■ Exercise passage
====

Salt taste sensitivity, defined as the capacity for an individual to identify the flavor of salt, is a characteristic measured by two thresholds: detection and recognition. Detection is the minimum amount of a taste stimulus that a subject can detect; recognition is the minimum amount of a taste stimulus that can be identified as a particular taste (i.e. salty versus sweet). Although these thresholds depend on extrinsic conditions such as salivary sodium concentration and mucous membrane dryness, they have been validated in determining differences between individuals in the lower limits of taste and the amounts of a given stimulus needed to identify a particular taste. In a study comparing patients with HTN to those without, for example, detection thresholds were unchanged but recognition thresholds were higher among those with HTN; the investigators concluded that “hypertensives may eat more salt because they cannot taste it as well as can normotensive individuals.”39

Measurement of salt taste sensitivity also includes an assessment of stimuli that are above threshold levels, or suprathreshold sensitivity.42 Suprathreshold sensitivity can be thought of as level of saltiness, and is measured using scales in which an individual ranks a particular stimulus in proportion to a comparison stimulus (i.e. 7/10 salty compared to 3/10 salty). This adds significant information to the evaluation of taste, particularly because evaluation of taste above sensitivity thresholds more closely resemble actual diets that tend to have suprathreshold amounts of salt.43 Although initial studies failed to show differences in suprathreshold salt taste sensitivity according to baseline HTN states, this taste characteristic has proved to be the basis for the hedonic shift in work that will be described further—where levels of saltiness (suprathreshold sensitivity) change in proportion to baseline salt intake.

====

■ Assigned task 1
Turn the paragraph of the salt taste passage that begins "Measurement of salt taste sensitivity also includes" into a short list that keeps its main facts.
■ Assigned task 2
Decide whether each statement agrees with the salt taste passage. Answer yes or no, and quote the passage's deciding words.
(a) In the study cited, patients with HTN had higher detection thresholds than those without.
(b) Suprathreshold sensitivity is measured with scales that compare a stimulus to a comparison stimulus.
(c) Detection and recognition thresholds depend on conditions such as salivary sodium concentration.
■ Assigned task 3
Carry the salt taste passage forward from its last sentence.
The records are separate material with no connection to the salt taste passage.

====

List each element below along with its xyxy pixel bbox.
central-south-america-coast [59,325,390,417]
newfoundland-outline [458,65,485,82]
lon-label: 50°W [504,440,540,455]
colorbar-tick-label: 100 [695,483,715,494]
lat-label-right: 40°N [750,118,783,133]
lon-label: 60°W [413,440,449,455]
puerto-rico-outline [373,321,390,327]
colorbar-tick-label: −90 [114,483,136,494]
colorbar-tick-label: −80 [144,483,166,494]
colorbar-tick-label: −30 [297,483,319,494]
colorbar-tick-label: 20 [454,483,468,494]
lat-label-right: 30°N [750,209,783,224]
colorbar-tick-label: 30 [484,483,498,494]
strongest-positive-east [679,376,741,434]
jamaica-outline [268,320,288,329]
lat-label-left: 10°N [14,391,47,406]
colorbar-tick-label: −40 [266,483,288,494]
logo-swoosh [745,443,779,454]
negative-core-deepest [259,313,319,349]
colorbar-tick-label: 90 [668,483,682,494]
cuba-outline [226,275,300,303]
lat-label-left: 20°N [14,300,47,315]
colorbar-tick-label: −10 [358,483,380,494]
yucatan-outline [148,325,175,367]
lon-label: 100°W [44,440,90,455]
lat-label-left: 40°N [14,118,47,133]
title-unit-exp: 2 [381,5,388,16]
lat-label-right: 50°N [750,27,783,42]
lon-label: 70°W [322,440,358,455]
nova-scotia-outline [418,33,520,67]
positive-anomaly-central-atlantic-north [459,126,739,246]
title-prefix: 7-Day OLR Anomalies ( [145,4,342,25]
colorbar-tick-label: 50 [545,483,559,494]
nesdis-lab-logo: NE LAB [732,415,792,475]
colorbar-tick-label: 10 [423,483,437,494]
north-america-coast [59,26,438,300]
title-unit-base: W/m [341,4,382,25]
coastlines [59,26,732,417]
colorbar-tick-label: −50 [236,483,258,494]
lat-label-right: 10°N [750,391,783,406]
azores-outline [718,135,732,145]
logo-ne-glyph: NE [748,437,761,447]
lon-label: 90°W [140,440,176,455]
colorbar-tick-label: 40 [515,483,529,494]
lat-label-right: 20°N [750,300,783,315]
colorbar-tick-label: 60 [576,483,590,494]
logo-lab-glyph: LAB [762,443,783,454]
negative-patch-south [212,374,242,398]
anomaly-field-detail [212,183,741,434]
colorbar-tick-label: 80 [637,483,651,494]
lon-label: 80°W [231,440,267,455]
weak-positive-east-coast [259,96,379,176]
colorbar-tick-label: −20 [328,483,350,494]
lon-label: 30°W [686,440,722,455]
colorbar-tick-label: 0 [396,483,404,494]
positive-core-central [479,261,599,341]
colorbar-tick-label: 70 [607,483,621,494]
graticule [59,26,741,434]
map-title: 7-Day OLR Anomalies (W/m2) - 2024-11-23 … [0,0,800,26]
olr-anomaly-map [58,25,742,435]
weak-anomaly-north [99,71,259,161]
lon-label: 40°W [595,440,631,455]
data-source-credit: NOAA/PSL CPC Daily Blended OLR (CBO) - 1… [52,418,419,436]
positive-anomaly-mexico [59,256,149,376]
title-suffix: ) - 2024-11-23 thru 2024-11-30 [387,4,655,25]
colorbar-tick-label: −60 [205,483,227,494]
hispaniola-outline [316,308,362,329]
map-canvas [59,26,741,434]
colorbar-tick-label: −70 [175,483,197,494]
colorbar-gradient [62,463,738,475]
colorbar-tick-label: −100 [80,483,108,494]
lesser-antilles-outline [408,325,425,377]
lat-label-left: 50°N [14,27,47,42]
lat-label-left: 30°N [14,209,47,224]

====

■ Response area 1
- Measuring salt taste sensitivity also means assessing stimuli above threshold levels. This is called suprathreshold sensitivity.
- Suprathreshold sensitivity can be thought of as a level of saltiness.
- It is measured with scales on which a person ranks a stimulus against a comparison stimulus (for example, 7/10 salty compared to 3/10 salty).
- It adds significant information because actual diets tend to contain suprathreshold amounts of salt.
- Initial studies found no differences in it according to baseline HTN states.
- It has proved to be the basis for the hedonic shift, in which levels of saltiness change in proportion to baseline salt intake.

■ Response area 2
(a) No: "detection thresholds were unchanged but recognition thresholds were higher among those with HTN"
(b) Yes: "measured using scales in which an individual ranks a particular stimulus in proportion to a comparison stimulus"
(c) Yes: "these thresholds depend on extrinsic conditions such as salivary sodium concentration and mucous membrane dryness"

■ Response area 3
In contrast to salt taste sensitivity, which has specific and quantifiable features, salt preference represents an individual’s general inclination toward one taste over another. While salt preference is the most accessible salt taste characteristic, and thus readily measured, it is difficult to interpret owing to its multiple contributors. Salt preference may be comprised of a food’s intrinsic qualities including taste, smell, texture, temperature and color, as well as extraneous qualities such as subject’s physical and mental states, dietary history, and genetics.44 Salt preference is measured either by ranking one’s attitude toward a particular stimulus or by indicating how frequently one would like to consume it—the distinction is important because an individual might enjoy an item without wanting to consume it regularly.42 Salt preference has been studied extensively; for example, when patients were offered bottles of either water or saline, hypertensive patients consumed almost 3 times more saline than normotensive patients.45

The last characteristic of salt taste is appetite, defined as the drive to consume salt. Analogous to preference, salt appetite is a complex characteristic that relates to both intrinsic and extrinsic mechanisms, many of which are thought to be biobehavioral in origin and related to development, conditioning, habit, and dietary culture.46 Salt appetite is measured by quantifying salt consumption in an unrestricted population. Several studies have shown that normotensive and hypertensive individuals consumed a similar quantity of salt at baseline. However, when treated with diuretic therapy that results in net sodium loss, HTN patients developed higher salt appetites and ingested higher quantities of salt than non-HTN controls. This suggests that sodium deplete states produce a drive to consume salt which is greater in HTN than controls.42

These observations regarding the salt taste characteristics of sensitivity, preference, and appetite allowed for a formalized approach to examining the relationship between salt taste and CV disease. What followed were a series of studies that refined the concept of the hedonic shift and led to greater insight into its underlying mechanism as well as its potential for use as a therapeutic approach.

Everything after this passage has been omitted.